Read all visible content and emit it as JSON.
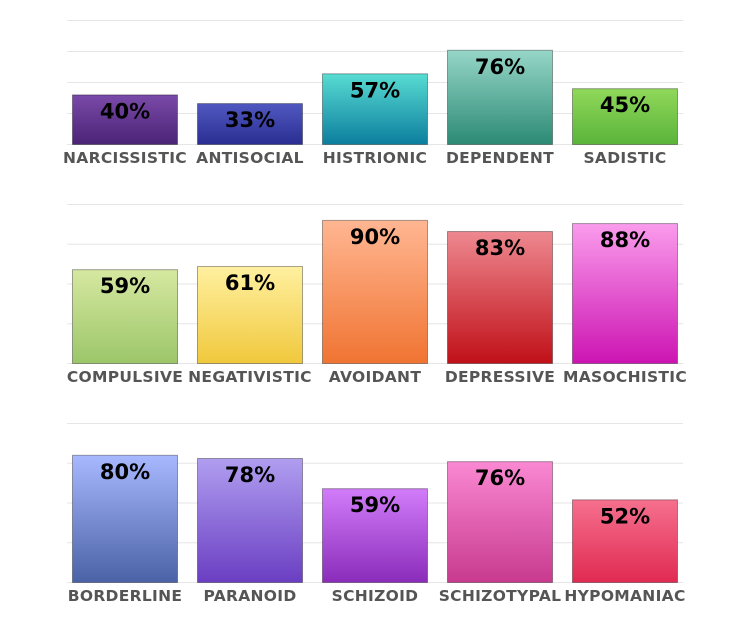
{
  "chart_data": [
    {
      "type": "bar",
      "categories": [
        "NARCISSISTIC",
        "ANTISOCIAL",
        "HISTRIONIC",
        "DEPENDENT",
        "SADISTIC"
      ],
      "values": [
        40,
        33,
        57,
        76,
        45
      ],
      "value_labels": [
        "40%",
        "33%",
        "57%",
        "76%",
        "45%"
      ],
      "ylim": [
        0,
        100
      ],
      "grid": true,
      "colors": [
        [
          "#7a4aa8",
          "#4a2376"
        ],
        [
          "#5058c0",
          "#2a2e92"
        ],
        [
          "#58dcd2",
          "#0c7e9e"
        ],
        [
          "#96d6c8",
          "#2c8a74"
        ],
        [
          "#90d85a",
          "#5ab43a"
        ]
      ]
    },
    {
      "type": "bar",
      "categories": [
        "COMPULSIVE",
        "NEGATIVISTIC",
        "AVOIDANT",
        "DEPRESSIVE",
        "MASOCHISTIC"
      ],
      "values": [
        59,
        61,
        90,
        83,
        88
      ],
      "value_labels": [
        "59%",
        "61%",
        "90%",
        "83%",
        "88%"
      ],
      "ylim": [
        0,
        100
      ],
      "grid": true,
      "colors": [
        [
          "#d6e8a0",
          "#9cc66a"
        ],
        [
          "#fff0a0",
          "#f0c83c"
        ],
        [
          "#ffb692",
          "#f07432"
        ],
        [
          "#ee8890",
          "#c01018"
        ],
        [
          "#fa9cec",
          "#cc14b2"
        ]
      ]
    },
    {
      "type": "bar",
      "categories": [
        "BORDERLINE",
        "PARANOID",
        "SCHIZOID",
        "SCHIZOTYPAL",
        "HYPOMANIAC"
      ],
      "values": [
        80,
        78,
        59,
        76,
        52
      ],
      "value_labels": [
        "80%",
        "78%",
        "59%",
        "76%",
        "52%"
      ],
      "ylim": [
        0,
        100
      ],
      "grid": true,
      "colors": [
        [
          "#a8b8ff",
          "#4a62a6"
        ],
        [
          "#b09ef0",
          "#6a3ec2"
        ],
        [
          "#d27cfa",
          "#8a2cba"
        ],
        [
          "#fa88d2",
          "#c83a8e"
        ],
        [
          "#f6708e",
          "#e02a52"
        ]
      ]
    }
  ]
}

## [WHAT TO WORK ON]
Leave every image out, and retype the material exactly.

## [TASK RESULT]
Read all visible content and emit it as JSON.
{
  "chart_data": [
    {
      "type": "bar",
      "categories": [
        "NARCISSISTIC",
        "ANTISOCIAL",
        "HISTRIONIC",
        "DEPENDENT",
        "SADISTIC"
      ],
      "values": [
        40,
        33,
        57,
        76,
        45
      ],
      "value_labels": [
        "40%",
        "33%",
        "57%",
        "76%",
        "45%"
      ],
      "ylim": [
        0,
        100
      ],
      "grid": true,
      "colors": [
        [
          "#7a4aa8",
          "#4a2376"
        ],
        [
          "#5058c0",
          "#2a2e92"
        ],
        [
          "#58dcd2",
          "#0c7e9e"
        ],
        [
          "#96d6c8",
          "#2c8a74"
        ],
        [
          "#90d85a",
          "#5ab43a"
        ]
      ]
    },
    {
      "type": "bar",
      "categories": [
        "COMPULSIVE",
        "NEGATIVISTIC",
        "AVOIDANT",
        "DEPRESSIVE",
        "MASOCHISTIC"
      ],
      "values": [
        59,
        61,
        90,
        83,
        88
      ],
      "value_labels": [
        "59%",
        "61%",
        "90%",
        "83%",
        "88%"
      ],
      "ylim": [
        0,
        100
      ],
      "grid": true,
      "colors": [
        [
          "#d6e8a0",
          "#9cc66a"
        ],
        [
          "#fff0a0",
          "#f0c83c"
        ],
        [
          "#ffb692",
          "#f07432"
        ],
        [
          "#ee8890",
          "#c01018"
        ],
        [
          "#fa9cec",
          "#cc14b2"
        ]
      ]
    },
    {
      "type": "bar",
      "categories": [
        "BORDERLINE",
        "PARANOID",
        "SCHIZOID",
        "SCHIZOTYPAL",
        "HYPOMANIAC"
      ],
      "values": [
        80,
        78,
        59,
        76,
        52
      ],
      "value_labels": [
        "80%",
        "78%",
        "59%",
        "76%",
        "52%"
      ],
      "ylim": [
        0,
        100
      ],
      "grid": true,
      "colors": [
        [
          "#a8b8ff",
          "#4a62a6"
        ],
        [
          "#b09ef0",
          "#6a3ec2"
        ],
        [
          "#d27cfa",
          "#8a2cba"
        ],
        [
          "#fa88d2",
          "#c83a8e"
        ],
        [
          "#f6708e",
          "#e02a52"
        ]
      ]
    }
  ]
}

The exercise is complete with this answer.